→ Your task: Set down the material once more, exactly as it appears.

→ Supplied data:

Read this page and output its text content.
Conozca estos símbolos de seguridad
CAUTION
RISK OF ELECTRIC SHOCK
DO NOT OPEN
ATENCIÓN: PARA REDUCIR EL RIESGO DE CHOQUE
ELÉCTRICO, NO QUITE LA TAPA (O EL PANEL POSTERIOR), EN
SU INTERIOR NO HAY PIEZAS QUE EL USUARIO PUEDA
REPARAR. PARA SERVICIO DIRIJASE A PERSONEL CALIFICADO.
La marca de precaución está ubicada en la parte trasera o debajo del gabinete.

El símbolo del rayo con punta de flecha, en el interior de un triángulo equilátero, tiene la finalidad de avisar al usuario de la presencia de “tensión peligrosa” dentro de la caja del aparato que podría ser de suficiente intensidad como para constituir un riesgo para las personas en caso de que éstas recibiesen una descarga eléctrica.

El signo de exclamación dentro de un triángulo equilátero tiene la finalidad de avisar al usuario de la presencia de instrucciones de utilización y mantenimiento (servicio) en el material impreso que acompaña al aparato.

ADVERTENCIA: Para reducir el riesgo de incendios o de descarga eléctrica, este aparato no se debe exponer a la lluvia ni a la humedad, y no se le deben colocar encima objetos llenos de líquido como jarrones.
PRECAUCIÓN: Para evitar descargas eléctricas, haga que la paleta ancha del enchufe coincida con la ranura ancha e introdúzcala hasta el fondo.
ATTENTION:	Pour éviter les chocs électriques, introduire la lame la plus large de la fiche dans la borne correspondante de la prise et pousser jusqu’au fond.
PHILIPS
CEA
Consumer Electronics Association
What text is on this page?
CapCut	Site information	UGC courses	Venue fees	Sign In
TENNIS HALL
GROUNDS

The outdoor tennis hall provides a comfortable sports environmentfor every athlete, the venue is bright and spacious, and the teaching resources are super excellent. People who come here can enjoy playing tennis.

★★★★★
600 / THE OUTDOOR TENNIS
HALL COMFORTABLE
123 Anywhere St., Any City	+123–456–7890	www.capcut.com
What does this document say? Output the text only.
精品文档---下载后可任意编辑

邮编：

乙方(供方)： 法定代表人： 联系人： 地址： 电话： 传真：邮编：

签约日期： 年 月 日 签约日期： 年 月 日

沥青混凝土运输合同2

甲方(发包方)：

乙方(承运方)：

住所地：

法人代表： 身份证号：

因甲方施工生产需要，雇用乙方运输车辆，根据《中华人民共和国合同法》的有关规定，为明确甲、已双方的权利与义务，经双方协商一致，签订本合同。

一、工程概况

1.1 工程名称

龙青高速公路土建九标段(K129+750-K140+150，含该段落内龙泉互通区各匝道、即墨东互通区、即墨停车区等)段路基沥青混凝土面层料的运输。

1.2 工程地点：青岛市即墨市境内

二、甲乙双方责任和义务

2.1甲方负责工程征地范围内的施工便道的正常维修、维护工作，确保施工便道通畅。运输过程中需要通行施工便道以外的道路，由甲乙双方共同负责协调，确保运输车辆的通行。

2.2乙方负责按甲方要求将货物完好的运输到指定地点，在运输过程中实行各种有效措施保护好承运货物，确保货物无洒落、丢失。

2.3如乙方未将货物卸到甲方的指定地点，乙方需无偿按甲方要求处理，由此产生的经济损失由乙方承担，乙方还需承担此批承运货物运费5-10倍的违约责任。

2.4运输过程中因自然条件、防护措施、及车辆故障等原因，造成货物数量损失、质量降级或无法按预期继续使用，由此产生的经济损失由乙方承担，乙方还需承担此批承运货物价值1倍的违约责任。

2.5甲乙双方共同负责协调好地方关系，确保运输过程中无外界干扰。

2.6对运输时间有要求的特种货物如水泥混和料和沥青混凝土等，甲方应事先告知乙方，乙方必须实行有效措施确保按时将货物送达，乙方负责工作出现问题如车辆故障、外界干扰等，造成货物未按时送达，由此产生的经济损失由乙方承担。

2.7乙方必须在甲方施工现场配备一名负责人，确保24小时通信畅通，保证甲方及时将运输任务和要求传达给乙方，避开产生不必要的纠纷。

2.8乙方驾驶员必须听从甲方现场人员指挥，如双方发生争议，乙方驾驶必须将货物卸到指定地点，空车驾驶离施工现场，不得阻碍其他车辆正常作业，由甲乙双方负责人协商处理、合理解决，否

→ Final result:
Read this page and output its text content.
Conozca estos símbolos de seguridad
CAUTION
RISK OF ELECTRIC SHOCK
DO NOT OPEN
ATENCIÓN: PARA REDUCIR EL RIESGO DE CHOQUE
ELÉCTRICO, NO QUITE LA TAPA (O EL PANEL POSTERIOR), EN
SU INTERIOR NO HAY PIEZAS QUE EL USUARIO PUEDA
REPARAR. PARA SERVICIO DIRIJASE A PERSONEL CALIFICADO.
La marca de precaución está ubicada en la parte trasera o debajo del gabinete.

El símbolo del rayo con punta de flecha, en el interior de un triángulo equilátero, tiene la finalidad de avisar al usuario de la presencia de “tensión peligrosa” dentro de la caja del aparato que podría ser de suficiente intensidad como para constituir un riesgo para las personas en caso de que éstas recibiesen una descarga eléctrica.

El signo de exclamación dentro de un triángulo equilátero tiene la finalidad de avisar al usuario de la presencia de instrucciones de utilización y mantenimiento (servicio) en el material impreso que acompaña al aparato.

ADVERTENCIA: Para reducir el riesgo de incendios o de descarga eléctrica, este aparato no se debe exponer a la lluvia ni a la humedad, y no se le deben colocar encima objetos llenos de líquido como jarrones.
PRECAUCIÓN: Para evitar descargas eléctricas, haga que la paleta ancha del enchufe coincida con la ranura ancha e introdúzcala hasta el fondo.
ATTENTION:	Pour éviter les chocs électriques, introduire la lame la plus large de la fiche dans la borne correspondante de la prise et pousser jusqu’au fond.
PHILIPS
CEA
Consumer Electronics Association
What text is on this page?
CapCut	Site information	UGC courses	Venue fees	Sign In
TENNIS HALL
GROUNDS

The outdoor tennis hall provides a comfortable sports environmentfor every athlete, the venue is bright and spacious, and the teaching resources are super excellent. People who come here can enjoy playing tennis.

★★★★★
600 / THE OUTDOOR TENNIS
HALL COMFORTABLE
123 Anywhere St., Any City	+123–456–7890	www.capcut.com
What does this document say? Output the text only.
精品文档---下载后可任意编辑

邮编：

乙方(供方)： 法定代表人： 联系人： 地址： 电话： 传真：邮编：

签约日期： 年 月 日 签约日期： 年 月 日

沥青混凝土运输合同2

甲方(发包方)：

乙方(承运方)：

住所地：

法人代表： 身份证号：

因甲方施工生产需要，雇用乙方运输车辆，根据《中华人民共和国合同法》的有关规定，为明确甲、已双方的权利与义务，经双方协商一致，签订本合同。

一、工程概况

1.1 工程名称

龙青高速公路土建九标段(K129+750-K140+150，含该段落内龙泉互通区各匝道、即墨东互通区、即墨停车区等)段路基沥青混凝土面层料的运输。

1.2 工程地点：青岛市即墨市境内

二、甲乙双方责任和义务

2.1甲方负责工程征地范围内的施工便道的正常维修、维护工作，确保施工便道通畅。运输过程中需要通行施工便道以外的道路，由甲乙双方共同负责协调，确保运输车辆的通行。

2.2乙方负责按甲方要求将货物完好的运输到指定地点，在运输过程中实行各种有效措施保护好承运货物，确保货物无洒落、丢失。

2.3如乙方未将货物卸到甲方的指定地点，乙方需无偿按甲方要求处理，由此产生的经济损失由乙方承担，乙方还需承担此批承运货物运费5-10倍的违约责任。

2.4运输过程中因自然条件、防护措施、及车辆故障等原因，造成货物数量损失、质量降级或无法按预期继续使用，由此产生的经济损失由乙方承担，乙方还需承担此批承运货物价值1倍的违约责任。

2.5甲乙双方共同负责协调好地方关系，确保运输过程中无外界干扰。

2.6对运输时间有要求的特种货物如水泥混和料和沥青混凝土等，甲方应事先告知乙方，乙方必须实行有效措施确保按时将货物送达，乙方负责工作出现问题如车辆故障、外界干扰等，造成货物未按时送达，由此产生的经济损失由乙方承担。

2.7乙方必须在甲方施工现场配备一名负责人，确保24小时通信畅通，保证甲方及时将运输任务和要求传达给乙方，避开产生不必要的纠纷。

2.8乙方驾驶员必须听从甲方现场人员指挥，如双方发生争议，乙方驾驶必须将货物卸到指定地点，空车驾驶离施工现场，不得阻碍其他车辆正常作业，由甲乙双方负责人协商处理、合理解决，否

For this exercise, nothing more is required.